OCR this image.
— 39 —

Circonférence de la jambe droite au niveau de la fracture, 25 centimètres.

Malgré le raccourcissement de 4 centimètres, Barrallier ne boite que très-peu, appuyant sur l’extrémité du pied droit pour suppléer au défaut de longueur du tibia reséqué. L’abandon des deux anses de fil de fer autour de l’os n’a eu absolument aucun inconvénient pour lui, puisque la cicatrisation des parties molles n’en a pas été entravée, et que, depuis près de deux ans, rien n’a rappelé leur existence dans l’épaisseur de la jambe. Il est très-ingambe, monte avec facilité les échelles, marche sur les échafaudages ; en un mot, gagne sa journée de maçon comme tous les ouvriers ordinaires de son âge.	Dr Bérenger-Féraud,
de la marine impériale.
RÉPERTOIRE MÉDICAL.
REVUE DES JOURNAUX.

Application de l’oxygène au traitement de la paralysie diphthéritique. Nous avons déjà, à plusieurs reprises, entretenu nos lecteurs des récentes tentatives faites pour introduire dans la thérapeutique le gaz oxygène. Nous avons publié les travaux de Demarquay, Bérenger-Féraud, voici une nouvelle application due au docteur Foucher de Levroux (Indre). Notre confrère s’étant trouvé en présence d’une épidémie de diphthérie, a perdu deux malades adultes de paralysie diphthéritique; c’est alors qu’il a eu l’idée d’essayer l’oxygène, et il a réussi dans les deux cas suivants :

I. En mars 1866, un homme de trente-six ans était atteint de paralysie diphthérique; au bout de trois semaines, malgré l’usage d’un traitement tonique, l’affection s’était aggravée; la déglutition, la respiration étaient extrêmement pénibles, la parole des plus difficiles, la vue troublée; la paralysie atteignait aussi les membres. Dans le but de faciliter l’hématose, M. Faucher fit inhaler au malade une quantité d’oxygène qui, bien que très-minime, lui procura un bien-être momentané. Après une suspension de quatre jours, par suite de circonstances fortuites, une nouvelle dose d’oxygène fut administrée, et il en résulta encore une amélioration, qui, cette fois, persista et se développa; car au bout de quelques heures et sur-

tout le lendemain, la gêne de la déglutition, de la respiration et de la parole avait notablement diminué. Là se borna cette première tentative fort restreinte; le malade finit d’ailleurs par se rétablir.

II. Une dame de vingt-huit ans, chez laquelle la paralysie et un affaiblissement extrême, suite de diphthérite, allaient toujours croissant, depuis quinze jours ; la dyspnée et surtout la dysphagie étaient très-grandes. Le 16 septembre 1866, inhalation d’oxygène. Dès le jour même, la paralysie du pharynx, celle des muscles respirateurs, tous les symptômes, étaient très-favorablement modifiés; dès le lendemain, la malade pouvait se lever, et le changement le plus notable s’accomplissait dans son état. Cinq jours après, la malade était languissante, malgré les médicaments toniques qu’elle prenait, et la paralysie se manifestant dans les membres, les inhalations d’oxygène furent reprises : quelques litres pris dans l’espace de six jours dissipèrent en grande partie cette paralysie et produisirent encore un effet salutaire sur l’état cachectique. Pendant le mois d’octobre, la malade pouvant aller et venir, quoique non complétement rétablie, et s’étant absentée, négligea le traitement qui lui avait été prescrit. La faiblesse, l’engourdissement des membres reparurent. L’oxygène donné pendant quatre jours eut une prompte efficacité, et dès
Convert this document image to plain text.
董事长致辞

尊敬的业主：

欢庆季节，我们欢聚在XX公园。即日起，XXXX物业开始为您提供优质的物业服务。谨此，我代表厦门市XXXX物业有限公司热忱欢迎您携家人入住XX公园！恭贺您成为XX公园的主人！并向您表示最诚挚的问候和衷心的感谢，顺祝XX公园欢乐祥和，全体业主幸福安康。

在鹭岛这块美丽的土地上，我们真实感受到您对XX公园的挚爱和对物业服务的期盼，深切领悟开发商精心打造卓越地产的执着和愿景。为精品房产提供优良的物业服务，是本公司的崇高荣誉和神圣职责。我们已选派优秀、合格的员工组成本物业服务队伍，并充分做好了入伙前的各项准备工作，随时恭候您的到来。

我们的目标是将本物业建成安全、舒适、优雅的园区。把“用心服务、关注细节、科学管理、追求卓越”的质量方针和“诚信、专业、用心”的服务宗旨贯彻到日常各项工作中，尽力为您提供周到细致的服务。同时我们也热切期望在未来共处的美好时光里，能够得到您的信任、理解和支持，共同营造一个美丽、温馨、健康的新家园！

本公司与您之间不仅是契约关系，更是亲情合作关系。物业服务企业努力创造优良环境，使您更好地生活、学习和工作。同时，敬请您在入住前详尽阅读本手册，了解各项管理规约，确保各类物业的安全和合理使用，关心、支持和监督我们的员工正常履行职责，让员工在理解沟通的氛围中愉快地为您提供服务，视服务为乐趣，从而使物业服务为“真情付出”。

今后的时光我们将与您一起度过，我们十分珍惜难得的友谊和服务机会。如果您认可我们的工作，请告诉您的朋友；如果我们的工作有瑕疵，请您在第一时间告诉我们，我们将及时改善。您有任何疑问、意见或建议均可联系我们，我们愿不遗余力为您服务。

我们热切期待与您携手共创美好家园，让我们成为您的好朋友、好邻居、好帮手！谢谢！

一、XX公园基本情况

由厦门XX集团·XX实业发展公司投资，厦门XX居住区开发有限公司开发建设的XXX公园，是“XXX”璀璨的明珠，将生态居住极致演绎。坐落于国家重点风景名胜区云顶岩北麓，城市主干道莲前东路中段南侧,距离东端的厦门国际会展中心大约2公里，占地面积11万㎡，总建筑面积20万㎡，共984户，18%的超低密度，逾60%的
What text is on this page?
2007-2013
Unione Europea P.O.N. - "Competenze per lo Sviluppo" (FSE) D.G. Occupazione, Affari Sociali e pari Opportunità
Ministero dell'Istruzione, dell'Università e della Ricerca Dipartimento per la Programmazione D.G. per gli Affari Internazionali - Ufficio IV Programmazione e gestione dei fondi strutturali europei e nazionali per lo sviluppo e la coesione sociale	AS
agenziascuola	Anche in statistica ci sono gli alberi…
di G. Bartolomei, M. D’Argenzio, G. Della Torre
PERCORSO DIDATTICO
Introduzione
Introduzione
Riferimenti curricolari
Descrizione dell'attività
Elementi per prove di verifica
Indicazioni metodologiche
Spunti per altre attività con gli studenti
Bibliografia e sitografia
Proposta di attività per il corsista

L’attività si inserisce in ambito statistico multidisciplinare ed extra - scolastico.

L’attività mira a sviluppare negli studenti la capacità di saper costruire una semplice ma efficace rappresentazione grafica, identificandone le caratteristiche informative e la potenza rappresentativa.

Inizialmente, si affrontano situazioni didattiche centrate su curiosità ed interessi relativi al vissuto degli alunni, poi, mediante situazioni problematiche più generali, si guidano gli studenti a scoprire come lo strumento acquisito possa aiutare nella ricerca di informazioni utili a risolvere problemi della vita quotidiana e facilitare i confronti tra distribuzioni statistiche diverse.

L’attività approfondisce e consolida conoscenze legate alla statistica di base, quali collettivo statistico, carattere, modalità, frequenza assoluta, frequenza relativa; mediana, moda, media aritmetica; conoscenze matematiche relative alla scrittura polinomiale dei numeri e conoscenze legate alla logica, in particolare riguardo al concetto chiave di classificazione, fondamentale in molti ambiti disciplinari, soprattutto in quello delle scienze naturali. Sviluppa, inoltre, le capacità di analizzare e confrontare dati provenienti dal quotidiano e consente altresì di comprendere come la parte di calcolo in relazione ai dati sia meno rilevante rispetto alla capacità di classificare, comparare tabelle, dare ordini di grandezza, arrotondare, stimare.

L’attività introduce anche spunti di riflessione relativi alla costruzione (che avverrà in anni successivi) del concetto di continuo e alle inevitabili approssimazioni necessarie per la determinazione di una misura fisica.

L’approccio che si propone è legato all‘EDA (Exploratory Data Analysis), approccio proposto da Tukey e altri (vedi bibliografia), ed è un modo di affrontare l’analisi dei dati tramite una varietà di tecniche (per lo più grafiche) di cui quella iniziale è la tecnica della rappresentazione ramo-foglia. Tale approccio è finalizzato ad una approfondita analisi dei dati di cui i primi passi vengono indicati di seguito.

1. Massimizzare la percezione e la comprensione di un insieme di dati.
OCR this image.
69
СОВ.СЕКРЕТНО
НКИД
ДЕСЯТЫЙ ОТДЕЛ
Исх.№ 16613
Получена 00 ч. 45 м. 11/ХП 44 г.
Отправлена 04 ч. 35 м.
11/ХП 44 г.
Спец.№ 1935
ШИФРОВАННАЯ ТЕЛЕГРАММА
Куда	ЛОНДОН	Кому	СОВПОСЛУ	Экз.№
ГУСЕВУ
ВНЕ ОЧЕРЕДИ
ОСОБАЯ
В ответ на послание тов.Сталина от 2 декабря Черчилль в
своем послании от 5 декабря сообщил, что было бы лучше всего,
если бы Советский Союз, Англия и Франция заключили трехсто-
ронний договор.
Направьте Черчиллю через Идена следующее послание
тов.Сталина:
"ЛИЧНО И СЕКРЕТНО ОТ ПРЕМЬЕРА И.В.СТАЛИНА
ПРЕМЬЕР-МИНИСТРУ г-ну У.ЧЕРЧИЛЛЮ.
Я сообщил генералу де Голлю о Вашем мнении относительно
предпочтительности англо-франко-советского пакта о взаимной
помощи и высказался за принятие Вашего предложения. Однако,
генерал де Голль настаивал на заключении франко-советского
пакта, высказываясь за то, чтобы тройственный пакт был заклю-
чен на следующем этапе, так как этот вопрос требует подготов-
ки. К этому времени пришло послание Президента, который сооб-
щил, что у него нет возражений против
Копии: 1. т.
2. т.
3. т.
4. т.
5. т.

* _SHORT TASK_
Pull every line holding "jambe" out of the records.

* _FULL SOLUTION_
Circonférence de la jambe droite au niveau de la fracture, 25 centimètres.
Malgré le raccourcissement de 4 centimètres, Barrallier ne boite que très-peu, appuyant sur l’extrémité du pied droit pour suppléer au défaut de longueur du tibia reséqué. L’abandon des deux anses de fil de fer autour de l’os n’a eu absolument aucun inconvénient pour lui, puisque la cicatrisation des parties molles n’en a pas été entravée, et que, depuis près de deux ans, rien n’a rappelé leur existence dans l’épaisseur de la jambe. Il est très-ingambe, monte avec facilité les échelles, marche sur les échafaudages ; en un mot, gagne sa journée de maçon comme tous les ouvriers ordinaires de son âge.	Dr Bérenger-Féraud,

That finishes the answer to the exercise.